--- Start TASK DATA ---

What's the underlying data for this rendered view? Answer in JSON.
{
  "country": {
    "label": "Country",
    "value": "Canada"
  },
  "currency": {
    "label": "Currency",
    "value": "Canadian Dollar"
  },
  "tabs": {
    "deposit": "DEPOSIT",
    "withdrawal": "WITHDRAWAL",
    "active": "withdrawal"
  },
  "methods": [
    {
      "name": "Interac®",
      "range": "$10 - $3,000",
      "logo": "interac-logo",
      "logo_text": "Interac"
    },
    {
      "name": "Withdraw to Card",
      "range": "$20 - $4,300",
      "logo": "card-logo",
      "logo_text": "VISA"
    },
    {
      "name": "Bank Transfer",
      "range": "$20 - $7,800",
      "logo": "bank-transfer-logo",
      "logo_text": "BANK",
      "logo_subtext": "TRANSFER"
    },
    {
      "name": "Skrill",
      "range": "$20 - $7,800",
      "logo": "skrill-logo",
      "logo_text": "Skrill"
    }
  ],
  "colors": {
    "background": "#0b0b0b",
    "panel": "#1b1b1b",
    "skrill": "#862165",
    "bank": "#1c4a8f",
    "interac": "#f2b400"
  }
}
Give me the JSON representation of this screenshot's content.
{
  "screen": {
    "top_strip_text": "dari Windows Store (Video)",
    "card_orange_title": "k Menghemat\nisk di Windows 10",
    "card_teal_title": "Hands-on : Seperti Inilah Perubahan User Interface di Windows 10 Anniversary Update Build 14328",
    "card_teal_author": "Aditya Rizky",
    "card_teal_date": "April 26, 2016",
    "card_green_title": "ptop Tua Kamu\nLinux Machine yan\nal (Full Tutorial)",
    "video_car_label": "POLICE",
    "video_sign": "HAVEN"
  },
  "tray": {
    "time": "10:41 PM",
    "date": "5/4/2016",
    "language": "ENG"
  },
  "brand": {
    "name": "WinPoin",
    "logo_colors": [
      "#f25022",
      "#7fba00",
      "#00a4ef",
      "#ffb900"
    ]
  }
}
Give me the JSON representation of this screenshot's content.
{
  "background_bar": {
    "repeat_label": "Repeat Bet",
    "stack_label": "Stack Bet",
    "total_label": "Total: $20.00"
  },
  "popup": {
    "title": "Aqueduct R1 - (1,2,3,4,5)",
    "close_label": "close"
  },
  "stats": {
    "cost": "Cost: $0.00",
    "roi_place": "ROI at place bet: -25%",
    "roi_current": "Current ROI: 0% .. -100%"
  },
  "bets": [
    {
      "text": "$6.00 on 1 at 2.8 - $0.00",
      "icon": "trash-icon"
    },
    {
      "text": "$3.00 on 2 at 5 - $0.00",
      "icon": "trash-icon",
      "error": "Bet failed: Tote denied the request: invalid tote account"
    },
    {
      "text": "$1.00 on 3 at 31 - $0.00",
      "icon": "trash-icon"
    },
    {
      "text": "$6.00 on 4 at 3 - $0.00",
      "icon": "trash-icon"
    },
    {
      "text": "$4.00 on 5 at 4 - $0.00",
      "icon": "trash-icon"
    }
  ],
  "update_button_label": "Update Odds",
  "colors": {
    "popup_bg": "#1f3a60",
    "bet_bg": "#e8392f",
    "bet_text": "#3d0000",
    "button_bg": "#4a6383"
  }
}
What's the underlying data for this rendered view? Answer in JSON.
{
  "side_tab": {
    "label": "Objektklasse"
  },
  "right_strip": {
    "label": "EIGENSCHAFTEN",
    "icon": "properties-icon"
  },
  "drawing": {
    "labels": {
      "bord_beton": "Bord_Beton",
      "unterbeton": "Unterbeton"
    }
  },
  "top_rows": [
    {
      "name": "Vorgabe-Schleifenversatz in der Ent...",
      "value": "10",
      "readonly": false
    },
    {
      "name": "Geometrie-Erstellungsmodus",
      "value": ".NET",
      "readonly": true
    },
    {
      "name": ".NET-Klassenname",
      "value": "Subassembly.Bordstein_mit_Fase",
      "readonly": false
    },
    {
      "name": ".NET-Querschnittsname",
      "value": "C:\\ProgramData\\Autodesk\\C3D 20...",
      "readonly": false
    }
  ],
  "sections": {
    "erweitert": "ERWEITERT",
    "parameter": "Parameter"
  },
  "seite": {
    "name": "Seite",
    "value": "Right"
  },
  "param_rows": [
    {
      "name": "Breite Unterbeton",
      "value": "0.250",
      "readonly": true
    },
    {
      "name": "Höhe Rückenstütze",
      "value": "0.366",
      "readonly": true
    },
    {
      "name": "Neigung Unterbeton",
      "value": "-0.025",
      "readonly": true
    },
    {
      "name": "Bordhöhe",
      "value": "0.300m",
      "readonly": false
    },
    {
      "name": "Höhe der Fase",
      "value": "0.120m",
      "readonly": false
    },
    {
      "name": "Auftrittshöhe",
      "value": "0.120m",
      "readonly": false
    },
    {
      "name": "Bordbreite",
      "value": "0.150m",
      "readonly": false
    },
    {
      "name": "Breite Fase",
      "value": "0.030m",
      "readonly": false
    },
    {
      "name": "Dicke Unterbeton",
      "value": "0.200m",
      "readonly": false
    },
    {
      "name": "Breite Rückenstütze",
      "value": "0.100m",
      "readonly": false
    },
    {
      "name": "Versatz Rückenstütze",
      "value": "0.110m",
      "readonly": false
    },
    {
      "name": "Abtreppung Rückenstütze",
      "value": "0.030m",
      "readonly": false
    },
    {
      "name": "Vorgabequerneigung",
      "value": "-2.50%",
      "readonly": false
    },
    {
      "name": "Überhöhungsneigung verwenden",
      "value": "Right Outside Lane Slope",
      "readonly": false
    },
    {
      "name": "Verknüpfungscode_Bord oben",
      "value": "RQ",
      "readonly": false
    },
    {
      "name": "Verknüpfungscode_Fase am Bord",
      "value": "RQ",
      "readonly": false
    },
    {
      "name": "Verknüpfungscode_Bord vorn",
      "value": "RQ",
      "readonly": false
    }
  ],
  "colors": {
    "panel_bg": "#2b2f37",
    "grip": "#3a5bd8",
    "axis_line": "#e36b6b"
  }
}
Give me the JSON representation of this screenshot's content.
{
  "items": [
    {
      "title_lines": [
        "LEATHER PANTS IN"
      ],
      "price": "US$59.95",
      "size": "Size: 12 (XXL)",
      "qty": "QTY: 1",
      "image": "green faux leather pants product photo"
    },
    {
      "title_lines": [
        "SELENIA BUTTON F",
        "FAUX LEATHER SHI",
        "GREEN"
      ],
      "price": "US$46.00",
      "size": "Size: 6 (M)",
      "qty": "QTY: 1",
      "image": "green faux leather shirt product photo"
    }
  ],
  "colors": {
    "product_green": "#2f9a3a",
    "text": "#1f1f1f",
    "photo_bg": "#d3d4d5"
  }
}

--- End TASK DATA ---

## YOUR GOAL
Repeat the data precisely, reproducing every entry.

## THE RESULT
What's the underlying data for this rendered view? Answer in JSON.
{
  "country": {
    "label": "Country",
    "value": "Canada"
  },
  "currency": {
    "label": "Currency",
    "value": "Canadian Dollar"
  },
  "tabs": {
    "deposit": "DEPOSIT",
    "withdrawal": "WITHDRAWAL",
    "active": "withdrawal"
  },
  "methods": [
    {
      "name": "Interac®",
      "range": "$10 - $3,000",
      "logo": "interac-logo",
      "logo_text": "Interac"
    },
    {
      "name": "Withdraw to Card",
      "range": "$20 - $4,300",
      "logo": "card-logo",
      "logo_text": "VISA"
    },
    {
      "name": "Bank Transfer",
      "range": "$20 - $7,800",
      "logo": "bank-transfer-logo",
      "logo_text": "BANK",
      "logo_subtext": "TRANSFER"
    },
    {
      "name": "Skrill",
      "range": "$20 - $7,800",
      "logo": "skrill-logo",
      "logo_text": "Skrill"
    }
  ],
  "colors": {
    "background": "#0b0b0b",
    "panel": "#1b1b1b",
    "skrill": "#862165",
    "bank": "#1c4a8f",
    "interac": "#f2b400"
  }
}
Give me the JSON representation of this screenshot's content.
{
  "screen": {
    "top_strip_text": "dari Windows Store (Video)",
    "card_orange_title": "k Menghemat\nisk di Windows 10",
    "card_teal_title": "Hands-on : Seperti Inilah Perubahan User Interface di Windows 10 Anniversary Update Build 14328",
    "card_teal_author": "Aditya Rizky",
    "card_teal_date": "April 26, 2016",
    "card_green_title": "ptop Tua Kamu\nLinux Machine yan\nal (Full Tutorial)",
    "video_car_label": "POLICE",
    "video_sign": "HAVEN"
  },
  "tray": {
    "time": "10:41 PM",
    "date": "5/4/2016",
    "language": "ENG"
  },
  "brand": {
    "name": "WinPoin",
    "logo_colors": [
      "#f25022",
      "#7fba00",
      "#00a4ef",
      "#ffb900"
    ]
  }
}
Give me the JSON representation of this screenshot's content.
{
  "background_bar": {
    "repeat_label": "Repeat Bet",
    "stack_label": "Stack Bet",
    "total_label": "Total: $20.00"
  },
  "popup": {
    "title": "Aqueduct R1 - (1,2,3,4,5)",
    "close_label": "close"
  },
  "stats": {
    "cost": "Cost: $0.00",
    "roi_place": "ROI at place bet: -25%",
    "roi_current": "Current ROI: 0% .. -100%"
  },
  "bets": [
    {
      "text": "$6.00 on 1 at 2.8 - $0.00",
      "icon": "trash-icon"
    },
    {
      "text": "$3.00 on 2 at 5 - $0.00",
      "icon": "trash-icon",
      "error": "Bet failed: Tote denied the request: invalid tote account"
    },
    {
      "text": "$1.00 on 3 at 31 - $0.00",
      "icon": "trash-icon"
    },
    {
      "text": "$6.00 on 4 at 3 - $0.00",
      "icon": "trash-icon"
    },
    {
      "text": "$4.00 on 5 at 4 - $0.00",
      "icon": "trash-icon"
    }
  ],
  "update_button_label": "Update Odds",
  "colors": {
    "popup_bg": "#1f3a60",
    "bet_bg": "#e8392f",
    "bet_text": "#3d0000",
    "button_bg": "#4a6383"
  }
}
What's the underlying data for this rendered view? Answer in JSON.
{
  "side_tab": {
    "label": "Objektklasse"
  },
  "right_strip": {
    "label": "EIGENSCHAFTEN",
    "icon": "properties-icon"
  },
  "drawing": {
    "labels": {
      "bord_beton": "Bord_Beton",
      "unterbeton": "Unterbeton"
    }
  },
  "top_rows": [
    {
      "name": "Vorgabe-Schleifenversatz in der Ent...",
      "value": "10",
      "readonly": false
    },
    {
      "name": "Geometrie-Erstellungsmodus",
      "value": ".NET",
      "readonly": true
    },
    {
      "name": ".NET-Klassenname",
      "value": "Subassembly.Bordstein_mit_Fase",
      "readonly": false
    },
    {
      "name": ".NET-Querschnittsname",
      "value": "C:\\ProgramData\\Autodesk\\C3D 20...",
      "readonly": false
    }
  ],
  "sections": {
    "erweitert": "ERWEITERT",
    "parameter": "Parameter"
  },
  "seite": {
    "name": "Seite",
    "value": "Right"
  },
  "param_rows": [
    {
      "name": "Breite Unterbeton",
      "value": "0.250",
      "readonly": true
    },
    {
      "name": "Höhe Rückenstütze",
      "value": "0.366",
      "readonly": true
    },
    {
      "name": "Neigung Unterbeton",
      "value": "-0.025",
      "readonly": true
    },
    {
      "name": "Bordhöhe",
      "value": "0.300m",
      "readonly": false
    },
    {
      "name": "Höhe der Fase",
      "value": "0.120m",
      "readonly": false
    },
    {
      "name": "Auftrittshöhe",
      "value": "0.120m",
      "readonly": false
    },
    {
      "name": "Bordbreite",
      "value": "0.150m",
      "readonly": false
    },
    {
      "name": "Breite Fase",
      "value": "0.030m",
      "readonly": false
    },
    {
      "name": "Dicke Unterbeton",
      "value": "0.200m",
      "readonly": false
    },
    {
      "name": "Breite Rückenstütze",
      "value": "0.100m",
      "readonly": false
    },
    {
      "name": "Versatz Rückenstütze",
      "value": "0.110m",
      "readonly": false
    },
    {
      "name": "Abtreppung Rückenstütze",
      "value": "0.030m",
      "readonly": false
    },
    {
      "name": "Vorgabequerneigung",
      "value": "-2.50%",
      "readonly": false
    },
    {
      "name": "Überhöhungsneigung verwenden",
      "value": "Right Outside Lane Slope",
      "readonly": false
    },
    {
      "name": "Verknüpfungscode_Bord oben",
      "value": "RQ",
      "readonly": false
    },
    {
      "name": "Verknüpfungscode_Fase am Bord",
      "value": "RQ",
      "readonly": false
    },
    {
      "name": "Verknüpfungscode_Bord vorn",
      "value": "RQ",
      "readonly": false
    }
  ],
  "colors": {
    "panel_bg": "#2b2f37",
    "grip": "#3a5bd8",
    "axis_line": "#e36b6b"
  }
}
Give me the JSON representation of this screenshot's content.
{
  "items": [
    {
      "title_lines": [
        "LEATHER PANTS IN"
      ],
      "price": "US$59.95",
      "size": "Size: 12 (XXL)",
      "qty": "QTY: 1",
      "image": "green faux leather pants product photo"
    },
    {
      "title_lines": [
        "SELENIA BUTTON F",
        "FAUX LEATHER SHI",
        "GREEN"
      ],
      "price": "US$46.00",
      "size": "Size: 6 (M)",
      "qty": "QTY: 1",
      "image": "green faux leather shirt product photo"
    }
  ],
  "colors": {
    "product_green": "#2f9a3a",
    "text": "#1f1f1f",
    "photo_bg": "#d3d4d5"
  }
}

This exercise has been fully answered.